* START Provided data *

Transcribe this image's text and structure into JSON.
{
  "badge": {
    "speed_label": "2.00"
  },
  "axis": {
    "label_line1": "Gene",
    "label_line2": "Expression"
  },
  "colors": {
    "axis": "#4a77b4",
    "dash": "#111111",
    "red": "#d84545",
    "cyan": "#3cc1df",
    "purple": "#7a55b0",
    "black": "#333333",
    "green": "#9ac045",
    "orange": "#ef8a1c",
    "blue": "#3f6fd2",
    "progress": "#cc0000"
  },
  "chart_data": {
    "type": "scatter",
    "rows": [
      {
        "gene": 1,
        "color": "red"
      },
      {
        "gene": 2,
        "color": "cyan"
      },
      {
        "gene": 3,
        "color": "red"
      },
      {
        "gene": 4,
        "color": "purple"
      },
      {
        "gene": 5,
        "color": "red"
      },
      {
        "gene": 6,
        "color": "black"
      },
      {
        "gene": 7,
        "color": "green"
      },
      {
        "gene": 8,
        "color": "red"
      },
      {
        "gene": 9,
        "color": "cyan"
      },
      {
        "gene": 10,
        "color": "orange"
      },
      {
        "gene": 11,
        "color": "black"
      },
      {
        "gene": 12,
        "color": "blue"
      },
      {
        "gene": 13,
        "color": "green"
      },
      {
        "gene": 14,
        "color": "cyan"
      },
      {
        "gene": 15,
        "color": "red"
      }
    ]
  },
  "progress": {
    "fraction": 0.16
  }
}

* END Provided data *
* START Provided data *

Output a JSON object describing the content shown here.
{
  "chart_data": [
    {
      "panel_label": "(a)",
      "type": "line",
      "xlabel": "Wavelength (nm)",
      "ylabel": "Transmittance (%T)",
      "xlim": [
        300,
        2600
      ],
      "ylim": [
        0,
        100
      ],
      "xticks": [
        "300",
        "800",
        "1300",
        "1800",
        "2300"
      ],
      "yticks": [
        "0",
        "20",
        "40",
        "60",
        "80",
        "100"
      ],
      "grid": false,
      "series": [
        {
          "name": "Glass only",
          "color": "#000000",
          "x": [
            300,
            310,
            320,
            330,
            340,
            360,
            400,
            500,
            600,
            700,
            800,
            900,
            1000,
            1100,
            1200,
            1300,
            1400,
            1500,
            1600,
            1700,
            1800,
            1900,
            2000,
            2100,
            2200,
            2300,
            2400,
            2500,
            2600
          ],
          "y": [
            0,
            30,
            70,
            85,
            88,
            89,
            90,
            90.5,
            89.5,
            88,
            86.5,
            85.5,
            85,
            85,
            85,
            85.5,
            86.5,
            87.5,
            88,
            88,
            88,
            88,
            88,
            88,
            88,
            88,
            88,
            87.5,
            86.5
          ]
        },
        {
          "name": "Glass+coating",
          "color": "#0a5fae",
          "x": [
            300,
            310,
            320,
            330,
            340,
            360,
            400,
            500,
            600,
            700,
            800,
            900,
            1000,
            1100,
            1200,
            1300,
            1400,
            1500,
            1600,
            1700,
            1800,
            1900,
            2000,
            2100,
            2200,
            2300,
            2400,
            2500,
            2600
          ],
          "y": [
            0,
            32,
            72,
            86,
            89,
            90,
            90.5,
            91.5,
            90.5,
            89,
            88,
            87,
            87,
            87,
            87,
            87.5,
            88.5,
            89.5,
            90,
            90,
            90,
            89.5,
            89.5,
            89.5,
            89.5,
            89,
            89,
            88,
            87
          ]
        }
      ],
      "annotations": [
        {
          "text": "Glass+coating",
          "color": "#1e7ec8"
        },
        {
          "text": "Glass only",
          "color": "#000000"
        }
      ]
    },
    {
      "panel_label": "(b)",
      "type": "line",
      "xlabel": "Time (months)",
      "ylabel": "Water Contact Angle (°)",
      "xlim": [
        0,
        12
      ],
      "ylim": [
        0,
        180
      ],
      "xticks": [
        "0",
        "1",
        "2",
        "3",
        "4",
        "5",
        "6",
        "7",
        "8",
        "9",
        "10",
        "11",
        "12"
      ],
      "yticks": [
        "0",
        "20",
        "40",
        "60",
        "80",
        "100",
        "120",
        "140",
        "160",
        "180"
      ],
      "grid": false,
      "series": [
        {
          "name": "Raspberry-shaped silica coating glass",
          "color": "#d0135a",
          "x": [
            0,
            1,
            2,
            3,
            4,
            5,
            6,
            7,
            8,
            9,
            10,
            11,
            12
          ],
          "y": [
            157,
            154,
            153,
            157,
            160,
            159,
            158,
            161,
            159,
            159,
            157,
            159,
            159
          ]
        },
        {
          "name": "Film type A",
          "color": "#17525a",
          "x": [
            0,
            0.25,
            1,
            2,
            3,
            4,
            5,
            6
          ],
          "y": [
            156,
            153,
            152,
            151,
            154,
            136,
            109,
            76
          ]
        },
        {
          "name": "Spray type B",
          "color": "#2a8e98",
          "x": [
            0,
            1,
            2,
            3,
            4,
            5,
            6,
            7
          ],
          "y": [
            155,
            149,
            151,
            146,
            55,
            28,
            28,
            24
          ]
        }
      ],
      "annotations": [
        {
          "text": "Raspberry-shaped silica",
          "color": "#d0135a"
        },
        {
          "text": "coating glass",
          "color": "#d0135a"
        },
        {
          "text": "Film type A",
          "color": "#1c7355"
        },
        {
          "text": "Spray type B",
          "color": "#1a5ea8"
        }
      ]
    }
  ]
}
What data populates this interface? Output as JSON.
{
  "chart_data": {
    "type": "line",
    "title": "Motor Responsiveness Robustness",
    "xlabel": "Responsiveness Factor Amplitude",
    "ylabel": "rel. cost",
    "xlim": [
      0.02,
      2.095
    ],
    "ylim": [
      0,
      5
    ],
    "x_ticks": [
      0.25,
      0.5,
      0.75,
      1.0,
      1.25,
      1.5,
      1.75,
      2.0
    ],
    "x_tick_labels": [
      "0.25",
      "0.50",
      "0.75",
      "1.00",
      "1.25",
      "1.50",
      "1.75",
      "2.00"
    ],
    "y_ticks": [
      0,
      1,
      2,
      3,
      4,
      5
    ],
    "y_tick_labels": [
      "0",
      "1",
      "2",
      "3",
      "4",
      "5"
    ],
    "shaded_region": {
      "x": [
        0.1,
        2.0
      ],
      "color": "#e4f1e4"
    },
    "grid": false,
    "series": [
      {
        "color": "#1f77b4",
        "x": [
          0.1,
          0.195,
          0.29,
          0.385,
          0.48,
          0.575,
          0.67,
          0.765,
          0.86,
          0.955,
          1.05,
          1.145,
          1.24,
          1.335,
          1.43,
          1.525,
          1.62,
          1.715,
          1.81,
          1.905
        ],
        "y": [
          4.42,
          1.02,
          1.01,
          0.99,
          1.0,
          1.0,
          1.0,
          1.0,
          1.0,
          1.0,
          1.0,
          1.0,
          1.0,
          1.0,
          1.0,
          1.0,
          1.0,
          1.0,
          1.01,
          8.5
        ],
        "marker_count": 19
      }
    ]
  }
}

* END Provided data *

Short problem
In the entries above, identify each line that includes the string "shaped", then copy it.

Result of the exercise
          "name": "Raspberry-shaped silica coating glass",
          "text": "Raspberry-shaped silica",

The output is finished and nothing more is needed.